Go through the records and show each line where the word "Défaut" occurs.
----------------------------------------
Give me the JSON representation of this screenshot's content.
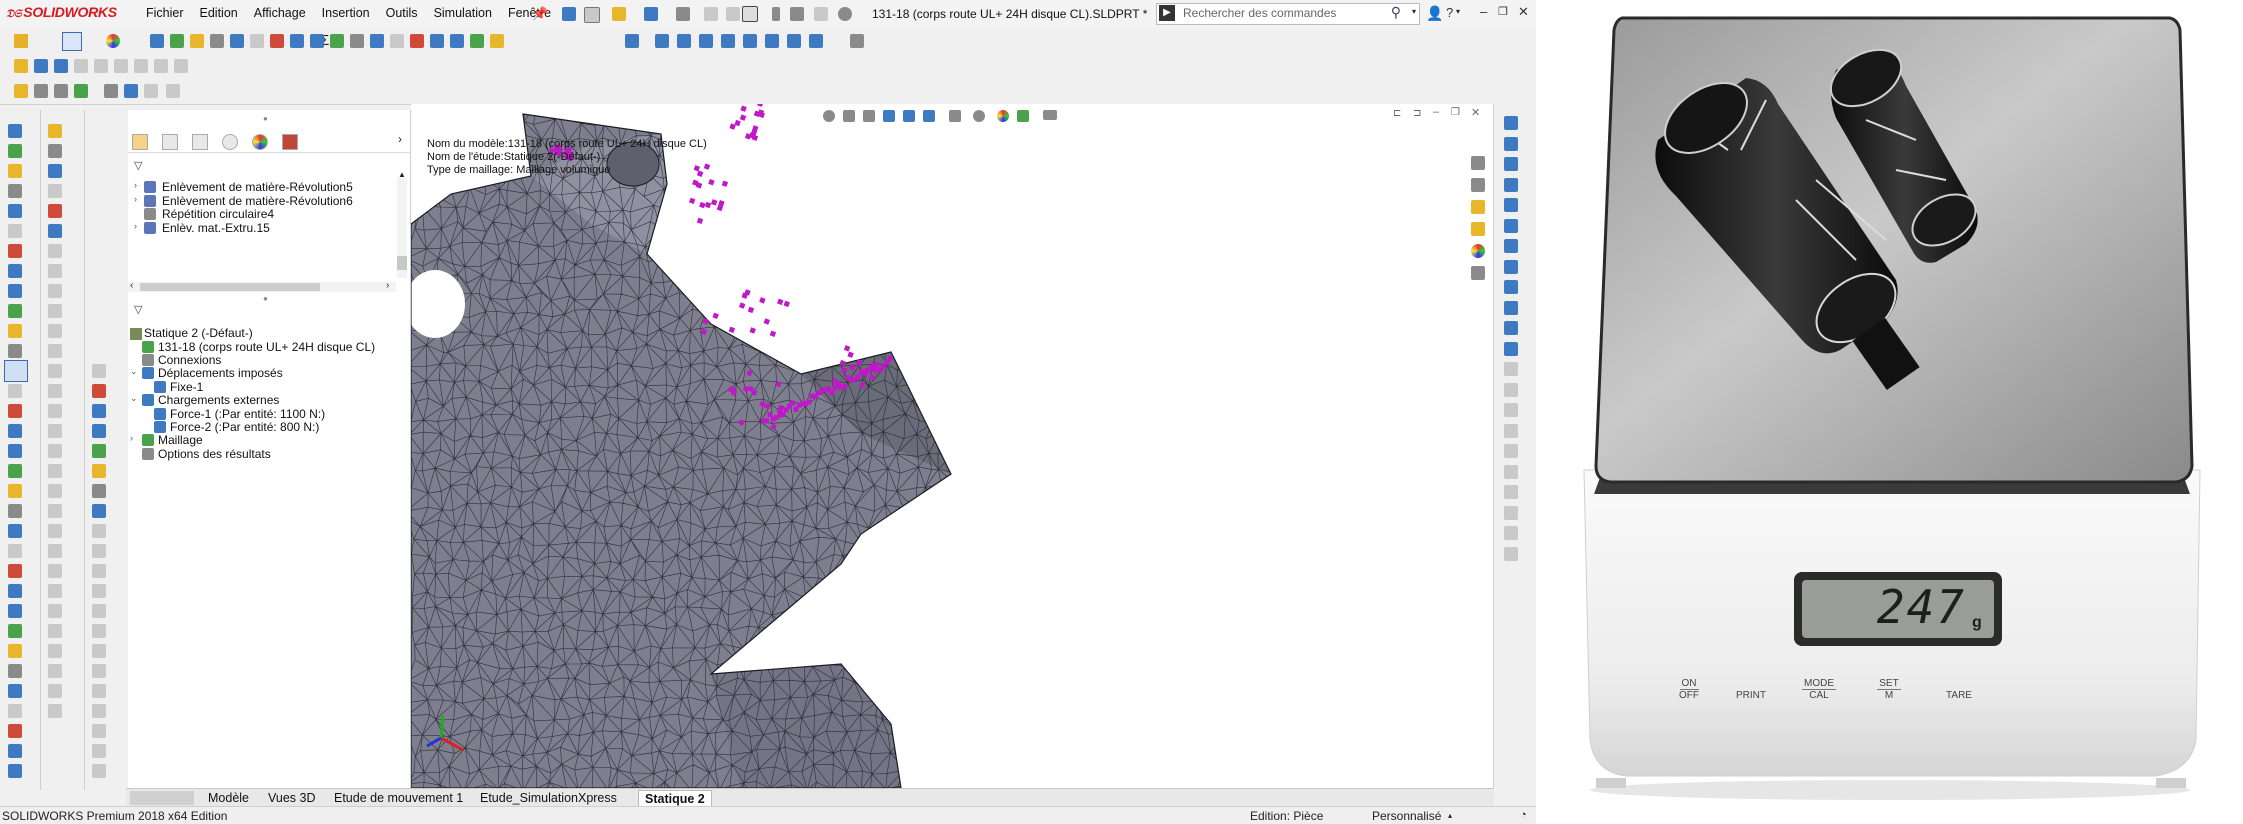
{
  "app": {
    "logo": "SOLIDWORKS",
    "document_title": "131-18 (corps route UL+ 24H disque CL).SLDPRT *",
    "search_placeholder": "Rechercher des commandes",
    "menus": [
      "Fichier",
      "Edition",
      "Affichage",
      "Insertion",
      "Outils",
      "Simulation",
      "Fenêtre",
      "?"
    ]
  },
  "feature_tree": {
    "items": [
      {
        "label": "Enlèvement de matière-Révolution5",
        "expandable": true
      },
      {
        "label": "Enlèvement de matière-Révolution6",
        "expandable": true
      },
      {
        "label": "Répétition circulaire4",
        "expandable": false
      },
      {
        "label": "Enlèv. mat.-Extru.15",
        "expandable": true
      }
    ]
  },
  "study_tree": {
    "root": "Statique 2 (-Défaut-)",
    "items": [
      {
        "label": "131-18 (corps route UL+ 24H disque CL)",
        "level": 1
      },
      {
        "label": "Connexions",
        "level": 1
      },
      {
        "label": "Déplacements imposés",
        "level": 1
      },
      {
        "label": "Fixe-1",
        "level": 2
      },
      {
        "label": "Chargements externes",
        "level": 1
      },
      {
        "label": "Force-1 (:Par entité: 1100 N:)",
        "level": 2
      },
      {
        "label": "Force-2 (:Par entité: 800 N:)",
        "level": 2
      },
      {
        "label": "Maillage",
        "level": 1
      },
      {
        "label": "Options des résultats",
        "level": 1
      }
    ]
  },
  "viewport": {
    "model_name": "Nom du modèle:131-18 (corps route UL+ 24H disque CL)",
    "study_name": "Nom de l'étude:Statique 2(-Défaut-)",
    "mesh_type": "Type de maillage: Maillage volumique"
  },
  "bottom_tabs": [
    "Modèle",
    "Vues 3D",
    "Etude de mouvement 1",
    "Etude_SimulationXpress",
    "Statique 2"
  ],
  "active_tab": "Statique 2",
  "status_bar": {
    "edition": "SOLIDWORKS Premium 2018 x64 Edition",
    "mode": "Edition: Pièce",
    "custom": "Personnalisé"
  },
  "scale": {
    "reading": "247",
    "unit": "g",
    "buttons": [
      {
        "top": "ON",
        "bottom": "OFF"
      },
      {
        "top": "PRINT",
        "bottom": ""
      },
      {
        "top": "MODE",
        "bottom": "CAL"
      },
      {
        "top": "SET",
        "bottom": "M"
      },
      {
        "top": "TARE",
        "bottom": ""
      }
    ]
  },
  "colors": {
    "mesh_fill": "#7d7f8e",
    "mesh_line": "#1c1c24",
    "marker": "#c018c8",
    "brand_red": "#d71920"
  }
}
----------------------------------------
◆ **Task output**:
    "root": "Statique 2 (-Défaut-)",
    "study_name": "Nom de l'étude:Statique 2(-Défaut-)",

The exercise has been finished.